Records
______
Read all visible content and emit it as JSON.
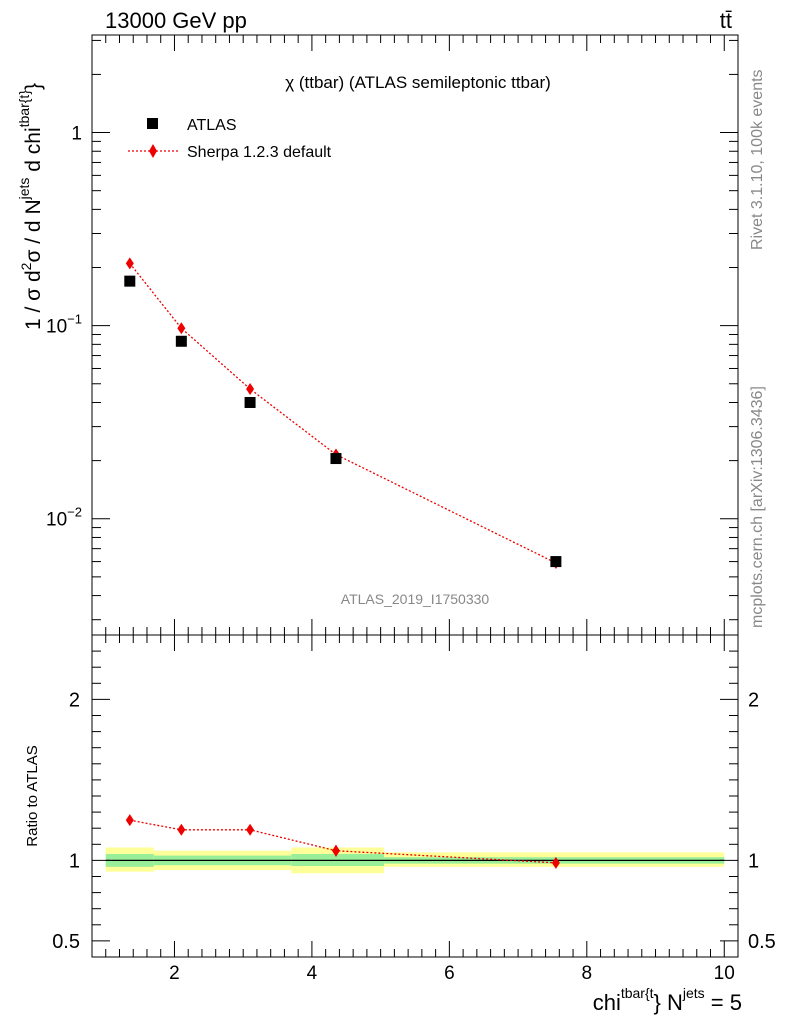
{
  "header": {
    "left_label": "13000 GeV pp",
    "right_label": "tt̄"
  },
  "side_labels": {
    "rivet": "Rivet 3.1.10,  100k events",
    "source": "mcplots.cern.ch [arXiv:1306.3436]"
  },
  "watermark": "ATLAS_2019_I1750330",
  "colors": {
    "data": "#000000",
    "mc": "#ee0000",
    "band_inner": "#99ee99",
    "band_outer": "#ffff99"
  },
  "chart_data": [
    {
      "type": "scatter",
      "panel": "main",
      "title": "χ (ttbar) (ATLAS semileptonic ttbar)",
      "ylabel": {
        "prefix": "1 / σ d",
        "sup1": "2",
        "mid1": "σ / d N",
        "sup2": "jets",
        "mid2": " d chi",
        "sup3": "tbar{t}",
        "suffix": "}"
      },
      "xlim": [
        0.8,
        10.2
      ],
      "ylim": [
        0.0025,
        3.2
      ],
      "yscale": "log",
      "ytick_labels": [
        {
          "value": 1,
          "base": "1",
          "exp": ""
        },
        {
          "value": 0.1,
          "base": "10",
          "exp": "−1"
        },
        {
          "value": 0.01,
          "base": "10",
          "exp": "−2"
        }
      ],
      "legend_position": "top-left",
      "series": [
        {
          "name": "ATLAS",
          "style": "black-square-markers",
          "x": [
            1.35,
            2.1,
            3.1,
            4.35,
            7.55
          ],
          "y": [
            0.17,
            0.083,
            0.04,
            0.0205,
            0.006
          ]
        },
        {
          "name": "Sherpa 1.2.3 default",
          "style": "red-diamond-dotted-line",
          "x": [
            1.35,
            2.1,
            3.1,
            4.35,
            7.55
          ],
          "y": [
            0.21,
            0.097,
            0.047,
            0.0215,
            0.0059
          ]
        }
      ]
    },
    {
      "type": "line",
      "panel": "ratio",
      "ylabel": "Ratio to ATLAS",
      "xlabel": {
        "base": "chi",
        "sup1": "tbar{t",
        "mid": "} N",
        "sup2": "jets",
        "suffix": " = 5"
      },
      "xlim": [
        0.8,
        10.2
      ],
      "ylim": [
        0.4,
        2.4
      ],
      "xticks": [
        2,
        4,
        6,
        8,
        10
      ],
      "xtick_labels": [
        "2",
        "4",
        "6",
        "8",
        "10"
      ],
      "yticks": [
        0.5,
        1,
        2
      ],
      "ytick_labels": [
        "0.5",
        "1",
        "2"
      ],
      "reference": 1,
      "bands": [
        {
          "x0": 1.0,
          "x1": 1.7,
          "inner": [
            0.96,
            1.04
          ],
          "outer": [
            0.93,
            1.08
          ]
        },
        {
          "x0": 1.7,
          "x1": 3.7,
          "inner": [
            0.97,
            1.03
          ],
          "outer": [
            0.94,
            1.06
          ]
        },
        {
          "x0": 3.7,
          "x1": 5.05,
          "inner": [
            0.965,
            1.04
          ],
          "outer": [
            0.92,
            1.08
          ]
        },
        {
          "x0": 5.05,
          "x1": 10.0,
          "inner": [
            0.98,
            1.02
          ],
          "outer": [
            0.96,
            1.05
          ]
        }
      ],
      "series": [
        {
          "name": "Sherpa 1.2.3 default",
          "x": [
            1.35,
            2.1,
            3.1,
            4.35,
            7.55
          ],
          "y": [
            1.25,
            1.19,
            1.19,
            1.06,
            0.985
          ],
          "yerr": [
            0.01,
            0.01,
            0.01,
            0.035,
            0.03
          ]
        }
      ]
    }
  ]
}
______
GOAL:
Above are records with pictures; repeat the records exactly and leave the pictures out.

EXERCISE ANSWER:
Read all visible content and emit it as JSON.
{
  "header": {
    "left_label": "13000 GeV pp",
    "right_label": "tt̄"
  },
  "side_labels": {
    "rivet": "Rivet 3.1.10,  100k events",
    "source": "mcplots.cern.ch [arXiv:1306.3436]"
  },
  "watermark": "ATLAS_2019_I1750330",
  "colors": {
    "data": "#000000",
    "mc": "#ee0000",
    "band_inner": "#99ee99",
    "band_outer": "#ffff99"
  },
  "chart_data": [
    {
      "type": "scatter",
      "panel": "main",
      "title": "χ (ttbar) (ATLAS semileptonic ttbar)",
      "ylabel": {
        "prefix": "1 / σ d",
        "sup1": "2",
        "mid1": "σ / d N",
        "sup2": "jets",
        "mid2": " d chi",
        "sup3": "tbar{t}",
        "suffix": "}"
      },
      "xlim": [
        0.8,
        10.2
      ],
      "ylim": [
        0.0025,
        3.2
      ],
      "yscale": "log",
      "ytick_labels": [
        {
          "value": 1,
          "base": "1",
          "exp": ""
        },
        {
          "value": 0.1,
          "base": "10",
          "exp": "−1"
        },
        {
          "value": 0.01,
          "base": "10",
          "exp": "−2"
        }
      ],
      "legend_position": "top-left",
      "series": [
        {
          "name": "ATLAS",
          "style": "black-square-markers",
          "x": [
            1.35,
            2.1,
            3.1,
            4.35,
            7.55
          ],
          "y": [
            0.17,
            0.083,
            0.04,
            0.0205,
            0.006
          ]
        },
        {
          "name": "Sherpa 1.2.3 default",
          "style": "red-diamond-dotted-line",
          "x": [
            1.35,
            2.1,
            3.1,
            4.35,
            7.55
          ],
          "y": [
            0.21,
            0.097,
            0.047,
            0.0215,
            0.0059
          ]
        }
      ]
    },
    {
      "type": "line",
      "panel": "ratio",
      "ylabel": "Ratio to ATLAS",
      "xlabel": {
        "base": "chi",
        "sup1": "tbar{t",
        "mid": "} N",
        "sup2": "jets",
        "suffix": " = 5"
      },
      "xlim": [
        0.8,
        10.2
      ],
      "ylim": [
        0.4,
        2.4
      ],
      "xticks": [
        2,
        4,
        6,
        8,
        10
      ],
      "xtick_labels": [
        "2",
        "4",
        "6",
        "8",
        "10"
      ],
      "yticks": [
        0.5,
        1,
        2
      ],
      "ytick_labels": [
        "0.5",
        "1",
        "2"
      ],
      "reference": 1,
      "bands": [
        {
          "x0": 1.0,
          "x1": 1.7,
          "inner": [
            0.96,
            1.04
          ],
          "outer": [
            0.93,
            1.08
          ]
        },
        {
          "x0": 1.7,
          "x1": 3.7,
          "inner": [
            0.97,
            1.03
          ],
          "outer": [
            0.94,
            1.06
          ]
        },
        {
          "x0": 3.7,
          "x1": 5.05,
          "inner": [
            0.965,
            1.04
          ],
          "outer": [
            0.92,
            1.08
          ]
        },
        {
          "x0": 5.05,
          "x1": 10.0,
          "inner": [
            0.98,
            1.02
          ],
          "outer": [
            0.96,
            1.05
          ]
        }
      ],
      "series": [
        {
          "name": "Sherpa 1.2.3 default",
          "x": [
            1.35,
            2.1,
            3.1,
            4.35,
            7.55
          ],
          "y": [
            1.25,
            1.19,
            1.19,
            1.06,
            0.985
          ],
          "yerr": [
            0.01,
            0.01,
            0.01,
            0.035,
            0.03
          ]
        }
      ]
    }
  ]
}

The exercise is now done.